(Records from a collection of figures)
===============

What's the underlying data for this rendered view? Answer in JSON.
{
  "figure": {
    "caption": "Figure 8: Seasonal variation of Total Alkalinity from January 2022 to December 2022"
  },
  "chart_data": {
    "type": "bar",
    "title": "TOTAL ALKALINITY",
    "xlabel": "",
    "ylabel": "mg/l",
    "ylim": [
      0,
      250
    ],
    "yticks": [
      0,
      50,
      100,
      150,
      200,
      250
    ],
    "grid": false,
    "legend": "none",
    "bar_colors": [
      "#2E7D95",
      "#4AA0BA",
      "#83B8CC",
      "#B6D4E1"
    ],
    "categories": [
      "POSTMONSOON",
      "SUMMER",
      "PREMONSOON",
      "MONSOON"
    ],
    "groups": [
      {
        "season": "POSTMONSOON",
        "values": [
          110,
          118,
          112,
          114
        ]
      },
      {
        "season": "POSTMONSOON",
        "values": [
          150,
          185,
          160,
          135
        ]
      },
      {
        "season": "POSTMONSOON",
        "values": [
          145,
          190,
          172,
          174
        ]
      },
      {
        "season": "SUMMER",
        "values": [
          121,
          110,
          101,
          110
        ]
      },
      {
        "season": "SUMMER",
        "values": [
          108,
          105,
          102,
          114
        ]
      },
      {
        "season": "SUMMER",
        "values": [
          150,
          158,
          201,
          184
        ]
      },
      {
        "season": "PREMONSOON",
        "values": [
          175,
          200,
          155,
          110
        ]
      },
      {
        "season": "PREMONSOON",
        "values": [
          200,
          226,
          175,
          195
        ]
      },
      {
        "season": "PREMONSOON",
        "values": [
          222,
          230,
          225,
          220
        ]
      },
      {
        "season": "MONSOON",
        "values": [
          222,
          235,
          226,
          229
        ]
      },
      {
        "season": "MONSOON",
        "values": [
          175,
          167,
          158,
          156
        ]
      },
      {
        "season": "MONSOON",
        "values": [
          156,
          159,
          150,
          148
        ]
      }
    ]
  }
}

===============

**TASK BRIEF**
Return every entry verbatim.

**FULL ANSWER**
What's the underlying data for this rendered view? Answer in JSON.
{
  "figure": {
    "caption": "Figure 8: Seasonal variation of Total Alkalinity from January 2022 to December 2022"
  },
  "chart_data": {
    "type": "bar",
    "title": "TOTAL ALKALINITY",
    "xlabel": "",
    "ylabel": "mg/l",
    "ylim": [
      0,
      250
    ],
    "yticks": [
      0,
      50,
      100,
      150,
      200,
      250
    ],
    "grid": false,
    "legend": "none",
    "bar_colors": [
      "#2E7D95",
      "#4AA0BA",
      "#83B8CC",
      "#B6D4E1"
    ],
    "categories": [
      "POSTMONSOON",
      "SUMMER",
      "PREMONSOON",
      "MONSOON"
    ],
    "groups": [
      {
        "season": "POSTMONSOON",
        "values": [
          110,
          118,
          112,
          114
        ]
      },
      {
        "season": "POSTMONSOON",
        "values": [
          150,
          185,
          160,
          135
        ]
      },
      {
        "season": "POSTMONSOON",
        "values": [
          145,
          190,
          172,
          174
        ]
      },
      {
        "season": "SUMMER",
        "values": [
          121,
          110,
          101,
          110
        ]
      },
      {
        "season": "SUMMER",
        "values": [
          108,
          105,
          102,
          114
        ]
      },
      {
        "season": "SUMMER",
        "values": [
          150,
          158,
          201,
          184
        ]
      },
      {
        "season": "PREMONSOON",
        "values": [
          175,
          200,
          155,
          110
        ]
      },
      {
        "season": "PREMONSOON",
        "values": [
          200,
          226,
          175,
          195
        ]
      },
      {
        "season": "PREMONSOON",
        "values": [
          222,
          230,
          225,
          220
        ]
      },
      {
        "season": "MONSOON",
        "values": [
          222,
          235,
          226,
          229
        ]
      },
      {
        "season": "MONSOON",
        "values": [
          175,
          167,
          158,
          156
        ]
      },
      {
        "season": "MONSOON",
        "values": [
          156,
          159,
          150,
          148
        ]
      }
    ]
  }
}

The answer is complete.